--- begin Supplied records ---

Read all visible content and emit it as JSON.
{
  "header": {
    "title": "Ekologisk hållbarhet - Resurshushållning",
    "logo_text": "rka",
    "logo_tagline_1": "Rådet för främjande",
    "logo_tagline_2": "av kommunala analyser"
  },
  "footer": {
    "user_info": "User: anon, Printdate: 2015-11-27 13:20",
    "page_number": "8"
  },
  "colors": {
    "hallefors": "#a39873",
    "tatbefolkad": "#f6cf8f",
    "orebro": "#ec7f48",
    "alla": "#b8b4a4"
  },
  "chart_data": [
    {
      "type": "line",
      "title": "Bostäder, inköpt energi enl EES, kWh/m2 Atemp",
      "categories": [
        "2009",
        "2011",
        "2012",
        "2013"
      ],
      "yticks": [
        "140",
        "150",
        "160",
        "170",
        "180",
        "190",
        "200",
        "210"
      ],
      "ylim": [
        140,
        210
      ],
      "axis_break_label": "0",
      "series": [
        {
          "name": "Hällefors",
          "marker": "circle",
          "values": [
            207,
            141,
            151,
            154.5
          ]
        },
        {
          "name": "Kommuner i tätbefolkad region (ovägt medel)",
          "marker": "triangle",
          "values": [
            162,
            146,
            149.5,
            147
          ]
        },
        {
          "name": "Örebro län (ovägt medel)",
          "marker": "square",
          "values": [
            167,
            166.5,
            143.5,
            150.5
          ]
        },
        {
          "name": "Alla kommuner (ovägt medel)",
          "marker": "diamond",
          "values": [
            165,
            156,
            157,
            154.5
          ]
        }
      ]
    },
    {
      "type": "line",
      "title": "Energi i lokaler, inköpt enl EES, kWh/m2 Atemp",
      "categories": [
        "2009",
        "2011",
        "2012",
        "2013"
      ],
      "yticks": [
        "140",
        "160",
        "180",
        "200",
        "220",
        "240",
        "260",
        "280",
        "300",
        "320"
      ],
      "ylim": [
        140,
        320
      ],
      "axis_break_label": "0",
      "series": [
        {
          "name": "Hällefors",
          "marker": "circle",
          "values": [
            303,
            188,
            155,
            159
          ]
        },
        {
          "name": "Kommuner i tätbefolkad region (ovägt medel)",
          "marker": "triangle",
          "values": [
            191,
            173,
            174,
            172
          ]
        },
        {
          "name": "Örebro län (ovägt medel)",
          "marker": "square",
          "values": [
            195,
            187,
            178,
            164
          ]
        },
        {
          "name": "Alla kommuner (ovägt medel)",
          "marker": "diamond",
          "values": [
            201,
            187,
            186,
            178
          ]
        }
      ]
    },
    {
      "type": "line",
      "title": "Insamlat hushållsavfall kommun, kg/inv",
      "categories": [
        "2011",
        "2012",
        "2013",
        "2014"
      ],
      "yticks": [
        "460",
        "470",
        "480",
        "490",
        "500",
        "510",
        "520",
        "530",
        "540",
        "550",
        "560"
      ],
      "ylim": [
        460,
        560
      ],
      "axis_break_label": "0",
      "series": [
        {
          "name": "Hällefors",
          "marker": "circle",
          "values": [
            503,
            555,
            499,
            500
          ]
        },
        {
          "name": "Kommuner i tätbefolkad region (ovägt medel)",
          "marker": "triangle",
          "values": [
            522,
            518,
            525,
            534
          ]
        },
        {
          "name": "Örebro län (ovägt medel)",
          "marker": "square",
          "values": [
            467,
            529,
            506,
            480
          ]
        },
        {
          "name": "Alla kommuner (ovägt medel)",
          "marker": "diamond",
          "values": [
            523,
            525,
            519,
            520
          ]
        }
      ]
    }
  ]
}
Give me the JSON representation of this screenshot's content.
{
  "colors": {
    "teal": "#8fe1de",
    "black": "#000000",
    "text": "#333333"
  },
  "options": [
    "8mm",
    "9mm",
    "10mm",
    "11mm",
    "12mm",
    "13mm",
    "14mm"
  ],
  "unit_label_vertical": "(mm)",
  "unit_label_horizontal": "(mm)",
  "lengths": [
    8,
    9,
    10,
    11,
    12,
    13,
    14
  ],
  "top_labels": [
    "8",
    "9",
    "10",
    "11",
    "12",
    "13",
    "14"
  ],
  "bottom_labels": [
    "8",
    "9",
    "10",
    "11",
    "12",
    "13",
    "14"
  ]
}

--- end Supplied records ---

* Objective: Copy out all of the lines above exactly.

* Solution to the exercise:
Read all visible content and emit it as JSON.
{
  "header": {
    "title": "Ekologisk hållbarhet - Resurshushållning",
    "logo_text": "rka",
    "logo_tagline_1": "Rådet för främjande",
    "logo_tagline_2": "av kommunala analyser"
  },
  "footer": {
    "user_info": "User: anon, Printdate: 2015-11-27 13:20",
    "page_number": "8"
  },
  "colors": {
    "hallefors": "#a39873",
    "tatbefolkad": "#f6cf8f",
    "orebro": "#ec7f48",
    "alla": "#b8b4a4"
  },
  "chart_data": [
    {
      "type": "line",
      "title": "Bostäder, inköpt energi enl EES, kWh/m2 Atemp",
      "categories": [
        "2009",
        "2011",
        "2012",
        "2013"
      ],
      "yticks": [
        "140",
        "150",
        "160",
        "170",
        "180",
        "190",
        "200",
        "210"
      ],
      "ylim": [
        140,
        210
      ],
      "axis_break_label": "0",
      "series": [
        {
          "name": "Hällefors",
          "marker": "circle",
          "values": [
            207,
            141,
            151,
            154.5
          ]
        },
        {
          "name": "Kommuner i tätbefolkad region (ovägt medel)",
          "marker": "triangle",
          "values": [
            162,
            146,
            149.5,
            147
          ]
        },
        {
          "name": "Örebro län (ovägt medel)",
          "marker": "square",
          "values": [
            167,
            166.5,
            143.5,
            150.5
          ]
        },
        {
          "name": "Alla kommuner (ovägt medel)",
          "marker": "diamond",
          "values": [
            165,
            156,
            157,
            154.5
          ]
        }
      ]
    },
    {
      "type": "line",
      "title": "Energi i lokaler, inköpt enl EES, kWh/m2 Atemp",
      "categories": [
        "2009",
        "2011",
        "2012",
        "2013"
      ],
      "yticks": [
        "140",
        "160",
        "180",
        "200",
        "220",
        "240",
        "260",
        "280",
        "300",
        "320"
      ],
      "ylim": [
        140,
        320
      ],
      "axis_break_label": "0",
      "series": [
        {
          "name": "Hällefors",
          "marker": "circle",
          "values": [
            303,
            188,
            155,
            159
          ]
        },
        {
          "name": "Kommuner i tätbefolkad region (ovägt medel)",
          "marker": "triangle",
          "values": [
            191,
            173,
            174,
            172
          ]
        },
        {
          "name": "Örebro län (ovägt medel)",
          "marker": "square",
          "values": [
            195,
            187,
            178,
            164
          ]
        },
        {
          "name": "Alla kommuner (ovägt medel)",
          "marker": "diamond",
          "values": [
            201,
            187,
            186,
            178
          ]
        }
      ]
    },
    {
      "type": "line",
      "title": "Insamlat hushållsavfall kommun, kg/inv",
      "categories": [
        "2011",
        "2012",
        "2013",
        "2014"
      ],
      "yticks": [
        "460",
        "470",
        "480",
        "490",
        "500",
        "510",
        "520",
        "530",
        "540",
        "550",
        "560"
      ],
      "ylim": [
        460,
        560
      ],
      "axis_break_label": "0",
      "series": [
        {
          "name": "Hällefors",
          "marker": "circle",
          "values": [
            503,
            555,
            499,
            500
          ]
        },
        {
          "name": "Kommuner i tätbefolkad region (ovägt medel)",
          "marker": "triangle",
          "values": [
            522,
            518,
            525,
            534
          ]
        },
        {
          "name": "Örebro län (ovägt medel)",
          "marker": "square",
          "values": [
            467,
            529,
            506,
            480
          ]
        },
        {
          "name": "Alla kommuner (ovägt medel)",
          "marker": "diamond",
          "values": [
            523,
            525,
            519,
            520
          ]
        }
      ]
    }
  ]
}
Give me the JSON representation of this screenshot's content.
{
  "colors": {
    "teal": "#8fe1de",
    "black": "#000000",
    "text": "#333333"
  },
  "options": [
    "8mm",
    "9mm",
    "10mm",
    "11mm",
    "12mm",
    "13mm",
    "14mm"
  ],
  "unit_label_vertical": "(mm)",
  "unit_label_horizontal": "(mm)",
  "lengths": [
    8,
    9,
    10,
    11,
    12,
    13,
    14
  ],
  "top_labels": [
    "8",
    "9",
    "10",
    "11",
    "12",
    "13",
    "14"
  ],
  "bottom_labels": [
    "8",
    "9",
    "10",
    "11",
    "12",
    "13",
    "14"
  ]
}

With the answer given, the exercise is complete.